— START —

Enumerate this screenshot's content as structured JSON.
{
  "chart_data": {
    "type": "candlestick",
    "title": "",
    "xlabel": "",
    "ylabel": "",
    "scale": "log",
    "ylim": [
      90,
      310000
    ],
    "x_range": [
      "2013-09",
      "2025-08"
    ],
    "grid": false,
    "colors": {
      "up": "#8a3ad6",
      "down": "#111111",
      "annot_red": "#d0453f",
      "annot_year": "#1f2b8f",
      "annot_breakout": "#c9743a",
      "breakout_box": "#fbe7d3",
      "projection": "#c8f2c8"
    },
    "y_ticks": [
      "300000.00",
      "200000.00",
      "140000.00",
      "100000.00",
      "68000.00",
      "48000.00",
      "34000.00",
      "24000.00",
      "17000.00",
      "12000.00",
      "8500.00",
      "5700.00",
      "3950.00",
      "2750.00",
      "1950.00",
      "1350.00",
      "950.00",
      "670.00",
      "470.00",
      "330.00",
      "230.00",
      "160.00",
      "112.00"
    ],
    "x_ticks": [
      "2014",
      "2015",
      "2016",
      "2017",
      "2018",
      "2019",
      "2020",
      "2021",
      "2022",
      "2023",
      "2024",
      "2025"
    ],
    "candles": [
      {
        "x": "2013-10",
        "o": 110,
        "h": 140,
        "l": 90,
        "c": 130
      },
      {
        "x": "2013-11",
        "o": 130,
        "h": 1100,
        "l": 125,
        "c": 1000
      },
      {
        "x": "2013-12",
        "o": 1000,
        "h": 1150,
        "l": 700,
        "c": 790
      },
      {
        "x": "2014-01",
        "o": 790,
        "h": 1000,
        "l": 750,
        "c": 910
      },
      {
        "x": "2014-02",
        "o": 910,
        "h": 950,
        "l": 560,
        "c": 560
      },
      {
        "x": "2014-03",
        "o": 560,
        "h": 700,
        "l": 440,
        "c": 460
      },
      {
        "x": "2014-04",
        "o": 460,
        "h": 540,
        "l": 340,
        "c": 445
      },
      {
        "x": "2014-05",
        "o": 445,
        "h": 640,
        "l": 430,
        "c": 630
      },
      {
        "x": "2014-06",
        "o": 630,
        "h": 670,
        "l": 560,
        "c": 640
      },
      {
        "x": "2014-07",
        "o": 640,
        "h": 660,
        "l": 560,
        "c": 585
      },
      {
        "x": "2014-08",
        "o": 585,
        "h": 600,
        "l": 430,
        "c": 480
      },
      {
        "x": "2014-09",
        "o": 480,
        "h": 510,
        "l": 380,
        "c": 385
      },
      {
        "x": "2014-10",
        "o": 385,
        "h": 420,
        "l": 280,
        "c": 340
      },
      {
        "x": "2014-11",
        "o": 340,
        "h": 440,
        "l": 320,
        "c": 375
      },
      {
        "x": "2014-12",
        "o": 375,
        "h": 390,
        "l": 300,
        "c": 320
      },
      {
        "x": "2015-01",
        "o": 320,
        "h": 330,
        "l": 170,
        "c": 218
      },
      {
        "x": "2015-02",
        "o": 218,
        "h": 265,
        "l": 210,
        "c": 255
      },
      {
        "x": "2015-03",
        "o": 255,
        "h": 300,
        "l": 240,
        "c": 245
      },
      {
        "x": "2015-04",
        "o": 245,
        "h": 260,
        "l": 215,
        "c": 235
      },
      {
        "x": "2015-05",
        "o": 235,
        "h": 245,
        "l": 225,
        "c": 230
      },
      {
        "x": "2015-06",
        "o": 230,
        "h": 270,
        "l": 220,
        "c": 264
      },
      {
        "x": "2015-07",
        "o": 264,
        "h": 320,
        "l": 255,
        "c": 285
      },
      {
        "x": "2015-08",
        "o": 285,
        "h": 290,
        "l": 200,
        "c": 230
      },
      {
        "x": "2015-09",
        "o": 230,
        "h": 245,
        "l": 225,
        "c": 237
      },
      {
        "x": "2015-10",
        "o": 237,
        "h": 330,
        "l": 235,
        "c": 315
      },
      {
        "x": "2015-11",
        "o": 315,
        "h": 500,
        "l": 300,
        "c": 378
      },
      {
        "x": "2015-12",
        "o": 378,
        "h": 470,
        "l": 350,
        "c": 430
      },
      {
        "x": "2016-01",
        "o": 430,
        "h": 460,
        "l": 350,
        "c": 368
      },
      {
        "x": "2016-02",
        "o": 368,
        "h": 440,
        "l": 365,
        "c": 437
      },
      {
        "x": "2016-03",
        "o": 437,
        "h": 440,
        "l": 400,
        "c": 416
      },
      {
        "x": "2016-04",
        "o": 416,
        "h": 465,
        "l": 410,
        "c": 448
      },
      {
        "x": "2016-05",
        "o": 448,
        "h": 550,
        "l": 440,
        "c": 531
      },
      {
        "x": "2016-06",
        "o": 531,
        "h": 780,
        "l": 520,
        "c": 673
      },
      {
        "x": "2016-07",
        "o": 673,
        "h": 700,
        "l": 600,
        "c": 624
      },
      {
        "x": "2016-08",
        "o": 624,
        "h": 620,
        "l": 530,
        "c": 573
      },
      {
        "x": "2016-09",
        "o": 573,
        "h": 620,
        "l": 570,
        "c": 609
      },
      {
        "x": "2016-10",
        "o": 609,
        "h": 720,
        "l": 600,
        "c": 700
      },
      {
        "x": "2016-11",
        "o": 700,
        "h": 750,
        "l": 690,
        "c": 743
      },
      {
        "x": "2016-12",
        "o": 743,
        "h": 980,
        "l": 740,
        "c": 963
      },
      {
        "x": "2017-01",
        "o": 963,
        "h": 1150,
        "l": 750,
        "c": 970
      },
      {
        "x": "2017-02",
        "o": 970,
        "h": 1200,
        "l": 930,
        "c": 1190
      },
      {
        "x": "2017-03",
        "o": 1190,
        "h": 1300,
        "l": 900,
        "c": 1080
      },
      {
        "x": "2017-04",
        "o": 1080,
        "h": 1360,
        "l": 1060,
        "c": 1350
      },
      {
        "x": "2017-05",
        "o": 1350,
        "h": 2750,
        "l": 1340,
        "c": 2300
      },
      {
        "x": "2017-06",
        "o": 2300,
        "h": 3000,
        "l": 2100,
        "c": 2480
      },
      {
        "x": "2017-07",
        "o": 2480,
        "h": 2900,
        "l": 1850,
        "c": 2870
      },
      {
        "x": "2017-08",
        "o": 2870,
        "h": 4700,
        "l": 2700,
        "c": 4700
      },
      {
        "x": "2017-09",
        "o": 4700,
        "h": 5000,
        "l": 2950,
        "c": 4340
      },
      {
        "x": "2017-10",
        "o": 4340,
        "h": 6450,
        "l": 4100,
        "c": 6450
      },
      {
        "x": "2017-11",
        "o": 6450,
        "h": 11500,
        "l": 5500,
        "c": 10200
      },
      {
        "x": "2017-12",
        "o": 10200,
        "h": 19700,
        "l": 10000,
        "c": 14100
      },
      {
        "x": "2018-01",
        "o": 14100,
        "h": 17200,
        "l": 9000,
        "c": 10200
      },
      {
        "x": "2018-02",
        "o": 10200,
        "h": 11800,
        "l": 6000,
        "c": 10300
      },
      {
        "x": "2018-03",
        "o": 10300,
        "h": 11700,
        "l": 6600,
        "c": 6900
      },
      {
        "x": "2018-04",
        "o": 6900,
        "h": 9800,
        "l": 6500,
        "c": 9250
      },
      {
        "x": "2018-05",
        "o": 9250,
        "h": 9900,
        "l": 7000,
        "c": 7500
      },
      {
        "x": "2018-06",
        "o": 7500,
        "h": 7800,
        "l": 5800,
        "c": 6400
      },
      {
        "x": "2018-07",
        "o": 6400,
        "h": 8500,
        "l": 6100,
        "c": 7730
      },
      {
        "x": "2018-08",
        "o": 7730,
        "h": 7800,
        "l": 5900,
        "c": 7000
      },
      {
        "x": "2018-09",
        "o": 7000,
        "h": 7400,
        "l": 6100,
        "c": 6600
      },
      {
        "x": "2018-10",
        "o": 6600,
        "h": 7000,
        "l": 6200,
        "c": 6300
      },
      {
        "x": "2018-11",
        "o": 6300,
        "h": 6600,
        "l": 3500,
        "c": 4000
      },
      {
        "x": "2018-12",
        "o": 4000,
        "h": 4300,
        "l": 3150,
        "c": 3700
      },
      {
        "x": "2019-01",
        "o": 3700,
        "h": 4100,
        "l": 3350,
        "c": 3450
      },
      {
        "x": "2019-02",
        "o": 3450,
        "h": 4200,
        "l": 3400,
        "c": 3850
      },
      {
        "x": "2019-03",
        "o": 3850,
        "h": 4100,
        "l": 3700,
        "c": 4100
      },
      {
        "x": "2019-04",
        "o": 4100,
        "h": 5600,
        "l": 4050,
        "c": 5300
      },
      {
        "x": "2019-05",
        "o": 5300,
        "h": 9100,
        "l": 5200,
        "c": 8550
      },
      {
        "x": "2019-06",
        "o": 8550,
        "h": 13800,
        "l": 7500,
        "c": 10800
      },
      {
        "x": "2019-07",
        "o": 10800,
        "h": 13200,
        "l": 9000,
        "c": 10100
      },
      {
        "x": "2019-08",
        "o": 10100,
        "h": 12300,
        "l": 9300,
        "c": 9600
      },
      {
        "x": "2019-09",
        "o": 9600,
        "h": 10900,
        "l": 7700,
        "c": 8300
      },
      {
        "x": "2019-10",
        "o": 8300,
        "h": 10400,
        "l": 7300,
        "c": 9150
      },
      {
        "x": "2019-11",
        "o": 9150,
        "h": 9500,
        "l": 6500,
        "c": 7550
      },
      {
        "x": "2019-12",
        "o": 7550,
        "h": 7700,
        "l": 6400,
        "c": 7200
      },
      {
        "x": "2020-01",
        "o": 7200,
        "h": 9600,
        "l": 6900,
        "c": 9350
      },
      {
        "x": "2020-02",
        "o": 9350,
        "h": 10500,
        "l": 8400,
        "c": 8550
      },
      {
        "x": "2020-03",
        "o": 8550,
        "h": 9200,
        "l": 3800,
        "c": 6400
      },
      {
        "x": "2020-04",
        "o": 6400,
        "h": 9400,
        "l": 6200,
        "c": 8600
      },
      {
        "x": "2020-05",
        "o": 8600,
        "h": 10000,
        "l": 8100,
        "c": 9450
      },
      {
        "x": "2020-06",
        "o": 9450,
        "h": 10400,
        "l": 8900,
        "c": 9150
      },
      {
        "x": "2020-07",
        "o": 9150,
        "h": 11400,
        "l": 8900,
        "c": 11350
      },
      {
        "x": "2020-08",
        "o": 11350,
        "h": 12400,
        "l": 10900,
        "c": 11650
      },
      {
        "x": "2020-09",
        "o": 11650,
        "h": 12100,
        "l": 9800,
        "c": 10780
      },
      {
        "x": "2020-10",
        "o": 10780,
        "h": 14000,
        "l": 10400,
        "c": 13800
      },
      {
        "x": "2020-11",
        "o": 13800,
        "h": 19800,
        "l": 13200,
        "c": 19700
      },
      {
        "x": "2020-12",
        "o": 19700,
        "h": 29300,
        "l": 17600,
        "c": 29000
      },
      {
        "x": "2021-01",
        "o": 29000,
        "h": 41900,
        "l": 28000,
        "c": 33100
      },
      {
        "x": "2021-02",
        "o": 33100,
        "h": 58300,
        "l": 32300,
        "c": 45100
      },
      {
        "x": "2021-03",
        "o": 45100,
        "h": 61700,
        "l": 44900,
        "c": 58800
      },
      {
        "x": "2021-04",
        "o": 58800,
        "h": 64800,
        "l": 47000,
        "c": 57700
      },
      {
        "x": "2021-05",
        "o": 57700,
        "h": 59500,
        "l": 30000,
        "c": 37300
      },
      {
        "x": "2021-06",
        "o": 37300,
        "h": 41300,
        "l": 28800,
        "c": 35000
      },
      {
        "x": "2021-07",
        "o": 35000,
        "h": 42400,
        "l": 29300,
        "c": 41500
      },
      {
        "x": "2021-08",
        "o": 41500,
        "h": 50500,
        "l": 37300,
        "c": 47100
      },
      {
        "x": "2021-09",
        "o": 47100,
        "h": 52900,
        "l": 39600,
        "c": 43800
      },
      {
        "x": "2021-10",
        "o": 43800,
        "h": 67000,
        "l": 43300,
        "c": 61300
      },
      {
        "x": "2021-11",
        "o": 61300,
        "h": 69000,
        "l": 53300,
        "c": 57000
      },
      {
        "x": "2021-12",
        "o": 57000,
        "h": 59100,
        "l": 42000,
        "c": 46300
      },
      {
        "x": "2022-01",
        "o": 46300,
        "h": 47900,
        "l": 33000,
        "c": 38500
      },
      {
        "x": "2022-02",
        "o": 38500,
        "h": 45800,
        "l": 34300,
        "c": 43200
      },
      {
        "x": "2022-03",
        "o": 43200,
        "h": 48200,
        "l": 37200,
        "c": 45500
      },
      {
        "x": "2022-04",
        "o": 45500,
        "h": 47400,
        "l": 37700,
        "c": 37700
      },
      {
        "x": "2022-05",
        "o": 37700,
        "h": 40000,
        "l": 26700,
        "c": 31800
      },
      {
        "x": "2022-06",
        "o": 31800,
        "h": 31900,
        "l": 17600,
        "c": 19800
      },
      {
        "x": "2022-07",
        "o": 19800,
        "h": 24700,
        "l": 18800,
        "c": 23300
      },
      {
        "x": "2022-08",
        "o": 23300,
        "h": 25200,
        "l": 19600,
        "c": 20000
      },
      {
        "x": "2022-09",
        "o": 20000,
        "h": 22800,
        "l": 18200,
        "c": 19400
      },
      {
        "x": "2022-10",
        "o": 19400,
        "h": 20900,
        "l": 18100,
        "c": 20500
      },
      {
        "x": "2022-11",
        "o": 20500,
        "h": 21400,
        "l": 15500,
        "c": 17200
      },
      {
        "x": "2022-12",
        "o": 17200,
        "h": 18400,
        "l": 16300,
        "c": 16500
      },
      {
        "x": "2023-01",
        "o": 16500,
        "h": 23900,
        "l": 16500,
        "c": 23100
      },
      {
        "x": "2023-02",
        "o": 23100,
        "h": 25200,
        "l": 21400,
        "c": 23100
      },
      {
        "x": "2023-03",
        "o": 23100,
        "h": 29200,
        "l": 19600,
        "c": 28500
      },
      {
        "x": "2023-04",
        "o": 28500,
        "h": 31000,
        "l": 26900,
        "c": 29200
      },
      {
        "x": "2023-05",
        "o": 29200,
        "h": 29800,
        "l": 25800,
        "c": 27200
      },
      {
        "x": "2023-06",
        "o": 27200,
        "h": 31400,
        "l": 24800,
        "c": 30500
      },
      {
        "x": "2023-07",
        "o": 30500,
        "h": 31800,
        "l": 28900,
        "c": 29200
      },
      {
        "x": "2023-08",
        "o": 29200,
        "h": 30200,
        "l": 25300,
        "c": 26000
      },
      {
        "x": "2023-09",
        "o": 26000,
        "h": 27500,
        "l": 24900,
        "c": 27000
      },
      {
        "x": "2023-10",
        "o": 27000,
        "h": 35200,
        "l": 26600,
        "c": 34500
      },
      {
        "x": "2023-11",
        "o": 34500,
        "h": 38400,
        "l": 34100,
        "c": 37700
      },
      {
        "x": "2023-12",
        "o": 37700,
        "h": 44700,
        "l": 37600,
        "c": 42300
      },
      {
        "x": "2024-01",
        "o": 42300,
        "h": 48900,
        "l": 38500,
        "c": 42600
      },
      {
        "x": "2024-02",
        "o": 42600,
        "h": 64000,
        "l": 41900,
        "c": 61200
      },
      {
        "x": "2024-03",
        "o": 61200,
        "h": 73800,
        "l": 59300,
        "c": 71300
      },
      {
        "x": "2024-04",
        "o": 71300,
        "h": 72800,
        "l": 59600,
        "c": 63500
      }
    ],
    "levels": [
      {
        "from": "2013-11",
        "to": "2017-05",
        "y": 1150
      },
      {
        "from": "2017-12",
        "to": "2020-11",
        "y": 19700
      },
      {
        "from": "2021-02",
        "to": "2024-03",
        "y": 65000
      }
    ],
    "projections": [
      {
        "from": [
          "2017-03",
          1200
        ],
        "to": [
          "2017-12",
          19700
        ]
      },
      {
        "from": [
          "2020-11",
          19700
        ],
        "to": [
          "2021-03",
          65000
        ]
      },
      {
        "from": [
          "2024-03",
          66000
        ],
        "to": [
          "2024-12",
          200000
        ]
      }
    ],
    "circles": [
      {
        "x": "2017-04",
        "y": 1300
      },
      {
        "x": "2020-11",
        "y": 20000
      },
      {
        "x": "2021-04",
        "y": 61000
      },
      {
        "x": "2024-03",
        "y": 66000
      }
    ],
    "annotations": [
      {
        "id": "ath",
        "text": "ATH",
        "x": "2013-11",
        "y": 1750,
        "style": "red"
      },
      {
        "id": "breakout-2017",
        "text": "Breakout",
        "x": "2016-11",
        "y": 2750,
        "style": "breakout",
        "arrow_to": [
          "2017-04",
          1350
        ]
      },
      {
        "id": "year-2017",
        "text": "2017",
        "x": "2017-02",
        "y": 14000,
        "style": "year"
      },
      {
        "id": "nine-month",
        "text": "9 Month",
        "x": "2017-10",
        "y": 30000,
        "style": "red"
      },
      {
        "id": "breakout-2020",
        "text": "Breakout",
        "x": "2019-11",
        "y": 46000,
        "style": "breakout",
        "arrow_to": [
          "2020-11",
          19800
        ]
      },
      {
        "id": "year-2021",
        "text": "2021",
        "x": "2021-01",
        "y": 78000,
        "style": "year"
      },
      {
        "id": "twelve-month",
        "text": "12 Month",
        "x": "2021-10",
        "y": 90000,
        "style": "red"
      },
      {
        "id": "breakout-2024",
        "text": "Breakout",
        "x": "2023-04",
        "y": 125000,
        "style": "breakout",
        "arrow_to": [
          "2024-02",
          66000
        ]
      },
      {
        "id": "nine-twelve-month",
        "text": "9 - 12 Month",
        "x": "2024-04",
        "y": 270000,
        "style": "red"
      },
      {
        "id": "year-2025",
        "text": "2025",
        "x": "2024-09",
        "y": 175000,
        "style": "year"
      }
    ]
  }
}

— END —

Aim of the task
Search the records for the word "text". Copy every line that has it.

Result of the task
        "text": "ATH",
        "text": "Breakout",
        "text": "2017",
        "text": "9 Month",
        "text": "Breakout",
        "text": "2021",
        "text": "12 Month",
        "text": "Breakout",
        "text": "9 - 12 Month",
        "text": "2025",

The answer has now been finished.